WHAT TO WORK ON —
Can you output the records below exactly as they are written?

DATA LISTING —
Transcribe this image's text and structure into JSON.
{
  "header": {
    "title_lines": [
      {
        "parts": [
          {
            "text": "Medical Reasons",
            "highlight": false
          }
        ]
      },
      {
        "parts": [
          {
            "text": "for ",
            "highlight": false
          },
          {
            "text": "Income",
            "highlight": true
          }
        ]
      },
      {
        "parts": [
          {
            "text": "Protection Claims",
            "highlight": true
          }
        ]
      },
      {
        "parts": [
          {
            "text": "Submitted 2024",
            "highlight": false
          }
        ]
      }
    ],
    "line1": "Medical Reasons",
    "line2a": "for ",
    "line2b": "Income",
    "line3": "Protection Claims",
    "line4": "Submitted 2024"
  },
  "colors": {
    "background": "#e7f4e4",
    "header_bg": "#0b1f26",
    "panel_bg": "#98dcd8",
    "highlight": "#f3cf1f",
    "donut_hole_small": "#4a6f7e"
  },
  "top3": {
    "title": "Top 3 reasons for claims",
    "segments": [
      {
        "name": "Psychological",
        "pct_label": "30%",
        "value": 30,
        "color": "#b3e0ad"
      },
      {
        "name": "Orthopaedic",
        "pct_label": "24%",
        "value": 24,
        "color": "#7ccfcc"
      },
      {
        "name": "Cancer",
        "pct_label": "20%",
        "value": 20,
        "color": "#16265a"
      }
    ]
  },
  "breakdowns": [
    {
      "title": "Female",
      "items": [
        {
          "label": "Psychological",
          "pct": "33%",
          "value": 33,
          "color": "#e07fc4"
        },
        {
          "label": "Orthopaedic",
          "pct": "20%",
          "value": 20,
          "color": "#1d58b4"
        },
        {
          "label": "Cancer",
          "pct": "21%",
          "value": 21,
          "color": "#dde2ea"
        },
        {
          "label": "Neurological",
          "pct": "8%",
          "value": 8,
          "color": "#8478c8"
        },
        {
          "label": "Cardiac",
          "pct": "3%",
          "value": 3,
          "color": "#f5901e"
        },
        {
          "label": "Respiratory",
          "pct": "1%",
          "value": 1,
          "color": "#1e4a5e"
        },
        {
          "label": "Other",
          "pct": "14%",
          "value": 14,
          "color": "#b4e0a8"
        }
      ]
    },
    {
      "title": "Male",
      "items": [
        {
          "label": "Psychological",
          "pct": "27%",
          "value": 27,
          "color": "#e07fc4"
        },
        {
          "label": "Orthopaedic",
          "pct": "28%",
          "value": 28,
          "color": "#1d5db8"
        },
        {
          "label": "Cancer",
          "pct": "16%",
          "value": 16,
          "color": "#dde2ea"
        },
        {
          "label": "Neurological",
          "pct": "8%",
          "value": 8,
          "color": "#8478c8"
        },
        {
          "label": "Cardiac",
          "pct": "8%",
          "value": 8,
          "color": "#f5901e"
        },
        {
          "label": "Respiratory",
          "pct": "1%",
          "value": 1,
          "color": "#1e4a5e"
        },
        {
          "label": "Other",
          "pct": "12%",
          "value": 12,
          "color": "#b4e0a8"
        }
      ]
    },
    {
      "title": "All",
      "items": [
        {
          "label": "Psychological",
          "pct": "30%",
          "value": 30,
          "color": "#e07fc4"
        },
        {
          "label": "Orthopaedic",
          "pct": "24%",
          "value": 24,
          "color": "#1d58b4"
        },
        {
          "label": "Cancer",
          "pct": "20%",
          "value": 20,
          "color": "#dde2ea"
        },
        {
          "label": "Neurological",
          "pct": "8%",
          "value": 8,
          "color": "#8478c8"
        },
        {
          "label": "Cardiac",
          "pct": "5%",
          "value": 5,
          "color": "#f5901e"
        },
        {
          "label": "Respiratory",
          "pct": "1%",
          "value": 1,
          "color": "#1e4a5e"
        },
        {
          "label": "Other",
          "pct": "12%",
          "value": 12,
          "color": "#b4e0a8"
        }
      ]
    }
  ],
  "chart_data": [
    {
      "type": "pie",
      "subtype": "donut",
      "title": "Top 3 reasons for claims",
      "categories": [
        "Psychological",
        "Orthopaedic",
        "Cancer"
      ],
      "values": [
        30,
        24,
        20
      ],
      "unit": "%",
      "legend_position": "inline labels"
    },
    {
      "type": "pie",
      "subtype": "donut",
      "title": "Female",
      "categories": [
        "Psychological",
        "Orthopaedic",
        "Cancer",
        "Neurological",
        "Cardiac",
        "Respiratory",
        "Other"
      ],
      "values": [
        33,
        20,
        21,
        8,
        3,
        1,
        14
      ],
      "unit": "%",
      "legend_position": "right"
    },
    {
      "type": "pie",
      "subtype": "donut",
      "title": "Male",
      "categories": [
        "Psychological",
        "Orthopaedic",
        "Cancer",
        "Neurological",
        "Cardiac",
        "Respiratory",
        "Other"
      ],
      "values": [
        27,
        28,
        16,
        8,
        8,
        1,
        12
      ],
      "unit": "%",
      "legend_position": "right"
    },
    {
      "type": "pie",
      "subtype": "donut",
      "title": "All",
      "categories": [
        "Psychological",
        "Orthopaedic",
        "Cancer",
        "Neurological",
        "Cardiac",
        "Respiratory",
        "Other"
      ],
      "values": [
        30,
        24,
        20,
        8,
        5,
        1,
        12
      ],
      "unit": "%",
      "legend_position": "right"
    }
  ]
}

OUTPUT BELOW —
Transcribe this image's text and structure into JSON.
{
  "header": {
    "title_lines": [
      {
        "parts": [
          {
            "text": "Medical Reasons",
            "highlight": false
          }
        ]
      },
      {
        "parts": [
          {
            "text": "for ",
            "highlight": false
          },
          {
            "text": "Income",
            "highlight": true
          }
        ]
      },
      {
        "parts": [
          {
            "text": "Protection Claims",
            "highlight": true
          }
        ]
      },
      {
        "parts": [
          {
            "text": "Submitted 2024",
            "highlight": false
          }
        ]
      }
    ],
    "line1": "Medical Reasons",
    "line2a": "for ",
    "line2b": "Income",
    "line3": "Protection Claims",
    "line4": "Submitted 2024"
  },
  "colors": {
    "background": "#e7f4e4",
    "header_bg": "#0b1f26",
    "panel_bg": "#98dcd8",
    "highlight": "#f3cf1f",
    "donut_hole_small": "#4a6f7e"
  },
  "top3": {
    "title": "Top 3 reasons for claims",
    "segments": [
      {
        "name": "Psychological",
        "pct_label": "30%",
        "value": 30,
        "color": "#b3e0ad"
      },
      {
        "name": "Orthopaedic",
        "pct_label": "24%",
        "value": 24,
        "color": "#7ccfcc"
      },
      {
        "name": "Cancer",
        "pct_label": "20%",
        "value": 20,
        "color": "#16265a"
      }
    ]
  },
  "breakdowns": [
    {
      "title": "Female",
      "items": [
        {
          "label": "Psychological",
          "pct": "33%",
          "value": 33,
          "color": "#e07fc4"
        },
        {
          "label": "Orthopaedic",
          "pct": "20%",
          "value": 20,
          "color": "#1d58b4"
        },
        {
          "label": "Cancer",
          "pct": "21%",
          "value": 21,
          "color": "#dde2ea"
        },
        {
          "label": "Neurological",
          "pct": "8%",
          "value": 8,
          "color": "#8478c8"
        },
        {
          "label": "Cardiac",
          "pct": "3%",
          "value": 3,
          "color": "#f5901e"
        },
        {
          "label": "Respiratory",
          "pct": "1%",
          "value": 1,
          "color": "#1e4a5e"
        },
        {
          "label": "Other",
          "pct": "14%",
          "value": 14,
          "color": "#b4e0a8"
        }
      ]
    },
    {
      "title": "Male",
      "items": [
        {
          "label": "Psychological",
          "pct": "27%",
          "value": 27,
          "color": "#e07fc4"
        },
        {
          "label": "Orthopaedic",
          "pct": "28%",
          "value": 28,
          "color": "#1d5db8"
        },
        {
          "label": "Cancer",
          "pct": "16%",
          "value": 16,
          "color": "#dde2ea"
        },
        {
          "label": "Neurological",
          "pct": "8%",
          "value": 8,
          "color": "#8478c8"
        },
        {
          "label": "Cardiac",
          "pct": "8%",
          "value": 8,
          "color": "#f5901e"
        },
        {
          "label": "Respiratory",
          "pct": "1%",
          "value": 1,
          "color": "#1e4a5e"
        },
        {
          "label": "Other",
          "pct": "12%",
          "value": 12,
          "color": "#b4e0a8"
        }
      ]
    },
    {
      "title": "All",
      "items": [
        {
          "label": "Psychological",
          "pct": "30%",
          "value": 30,
          "color": "#e07fc4"
        },
        {
          "label": "Orthopaedic",
          "pct": "24%",
          "value": 24,
          "color": "#1d58b4"
        },
        {
          "label": "Cancer",
          "pct": "20%",
          "value": 20,
          "color": "#dde2ea"
        },
        {
          "label": "Neurological",
          "pct": "8%",
          "value": 8,
          "color": "#8478c8"
        },
        {
          "label": "Cardiac",
          "pct": "5%",
          "value": 5,
          "color": "#f5901e"
        },
        {
          "label": "Respiratory",
          "pct": "1%",
          "value": 1,
          "color": "#1e4a5e"
        },
        {
          "label": "Other",
          "pct": "12%",
          "value": 12,
          "color": "#b4e0a8"
        }
      ]
    }
  ],
  "chart_data": [
    {
      "type": "pie",
      "subtype": "donut",
      "title": "Top 3 reasons for claims",
      "categories": [
        "Psychological",
        "Orthopaedic",
        "Cancer"
      ],
      "values": [
        30,
        24,
        20
      ],
      "unit": "%",
      "legend_position": "inline labels"
    },
    {
      "type": "pie",
      "subtype": "donut",
      "title": "Female",
      "categories": [
        "Psychological",
        "Orthopaedic",
        "Cancer",
        "Neurological",
        "Cardiac",
        "Respiratory",
        "Other"
      ],
      "values": [
        33,
        20,
        21,
        8,
        3,
        1,
        14
      ],
      "unit": "%",
      "legend_position": "right"
    },
    {
      "type": "pie",
      "subtype": "donut",
      "title": "Male",
      "categories": [
        "Psychological",
        "Orthopaedic",
        "Cancer",
        "Neurological",
        "Cardiac",
        "Respiratory",
        "Other"
      ],
      "values": [
        27,
        28,
        16,
        8,
        8,
        1,
        12
      ],
      "unit": "%",
      "legend_position": "right"
    },
    {
      "type": "pie",
      "subtype": "donut",
      "title": "All",
      "categories": [
        "Psychological",
        "Orthopaedic",
        "Cancer",
        "Neurological",
        "Cardiac",
        "Respiratory",
        "Other"
      ],
      "values": [
        30,
        24,
        20,
        8,
        5,
        1,
        12
      ],
      "unit": "%",
      "legend_position": "right"
    }
  ]
}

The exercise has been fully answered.